Provided records:
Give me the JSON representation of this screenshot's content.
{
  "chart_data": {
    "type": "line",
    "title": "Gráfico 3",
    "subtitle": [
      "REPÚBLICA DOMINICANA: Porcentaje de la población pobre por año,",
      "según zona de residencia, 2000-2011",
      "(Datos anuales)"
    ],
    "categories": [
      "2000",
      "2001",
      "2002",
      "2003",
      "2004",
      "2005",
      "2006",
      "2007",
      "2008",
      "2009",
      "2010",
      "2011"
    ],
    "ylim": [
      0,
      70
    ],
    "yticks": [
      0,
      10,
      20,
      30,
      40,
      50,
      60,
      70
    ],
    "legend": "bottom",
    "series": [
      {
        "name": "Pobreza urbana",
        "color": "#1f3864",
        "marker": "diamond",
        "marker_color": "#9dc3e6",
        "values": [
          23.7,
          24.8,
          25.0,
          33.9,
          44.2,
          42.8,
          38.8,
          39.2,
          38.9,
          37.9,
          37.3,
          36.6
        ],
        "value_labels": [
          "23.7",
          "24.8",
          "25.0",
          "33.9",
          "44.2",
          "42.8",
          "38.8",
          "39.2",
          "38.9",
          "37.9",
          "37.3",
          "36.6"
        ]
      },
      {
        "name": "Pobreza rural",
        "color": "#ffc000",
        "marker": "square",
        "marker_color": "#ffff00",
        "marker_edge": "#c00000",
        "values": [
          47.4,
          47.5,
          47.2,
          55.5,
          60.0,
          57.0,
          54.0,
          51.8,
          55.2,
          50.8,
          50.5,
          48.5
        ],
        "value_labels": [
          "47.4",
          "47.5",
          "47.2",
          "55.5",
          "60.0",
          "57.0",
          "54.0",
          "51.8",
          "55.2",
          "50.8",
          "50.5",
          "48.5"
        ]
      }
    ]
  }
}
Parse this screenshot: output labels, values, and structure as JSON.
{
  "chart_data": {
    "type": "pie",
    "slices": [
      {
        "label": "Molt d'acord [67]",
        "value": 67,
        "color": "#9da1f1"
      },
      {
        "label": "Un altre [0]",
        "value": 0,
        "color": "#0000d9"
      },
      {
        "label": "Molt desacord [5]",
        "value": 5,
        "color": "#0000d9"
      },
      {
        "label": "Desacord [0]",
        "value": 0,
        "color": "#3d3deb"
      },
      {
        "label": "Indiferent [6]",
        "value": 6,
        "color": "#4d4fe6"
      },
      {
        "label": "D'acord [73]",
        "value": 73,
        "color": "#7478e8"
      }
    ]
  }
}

Written instruction: Repeat all the records. Match each line exactly.

Solved problem:
Give me the JSON representation of this screenshot's content.
{
  "chart_data": {
    "type": "line",
    "title": "Gráfico 3",
    "subtitle": [
      "REPÚBLICA DOMINICANA: Porcentaje de la población pobre por año,",
      "según zona de residencia, 2000-2011",
      "(Datos anuales)"
    ],
    "categories": [
      "2000",
      "2001",
      "2002",
      "2003",
      "2004",
      "2005",
      "2006",
      "2007",
      "2008",
      "2009",
      "2010",
      "2011"
    ],
    "ylim": [
      0,
      70
    ],
    "yticks": [
      0,
      10,
      20,
      30,
      40,
      50,
      60,
      70
    ],
    "legend": "bottom",
    "series": [
      {
        "name": "Pobreza urbana",
        "color": "#1f3864",
        "marker": "diamond",
        "marker_color": "#9dc3e6",
        "values": [
          23.7,
          24.8,
          25.0,
          33.9,
          44.2,
          42.8,
          38.8,
          39.2,
          38.9,
          37.9,
          37.3,
          36.6
        ],
        "value_labels": [
          "23.7",
          "24.8",
          "25.0",
          "33.9",
          "44.2",
          "42.8",
          "38.8",
          "39.2",
          "38.9",
          "37.9",
          "37.3",
          "36.6"
        ]
      },
      {
        "name": "Pobreza rural",
        "color": "#ffc000",
        "marker": "square",
        "marker_color": "#ffff00",
        "marker_edge": "#c00000",
        "values": [
          47.4,
          47.5,
          47.2,
          55.5,
          60.0,
          57.0,
          54.0,
          51.8,
          55.2,
          50.8,
          50.5,
          48.5
        ],
        "value_labels": [
          "47.4",
          "47.5",
          "47.2",
          "55.5",
          "60.0",
          "57.0",
          "54.0",
          "51.8",
          "55.2",
          "50.8",
          "50.5",
          "48.5"
        ]
      }
    ]
  }
}
Parse this screenshot: output labels, values, and structure as JSON.
{
  "chart_data": {
    "type": "pie",
    "slices": [
      {
        "label": "Molt d'acord [67]",
        "value": 67,
        "color": "#9da1f1"
      },
      {
        "label": "Un altre [0]",
        "value": 0,
        "color": "#0000d9"
      },
      {
        "label": "Molt desacord [5]",
        "value": 5,
        "color": "#0000d9"
      },
      {
        "label": "Desacord [0]",
        "value": 0,
        "color": "#3d3deb"
      },
      {
        "label": "Indiferent [6]",
        "value": 6,
        "color": "#4d4fe6"
      },
      {
        "label": "D'acord [73]",
        "value": 73,
        "color": "#7478e8"
      }
    ]
  }
}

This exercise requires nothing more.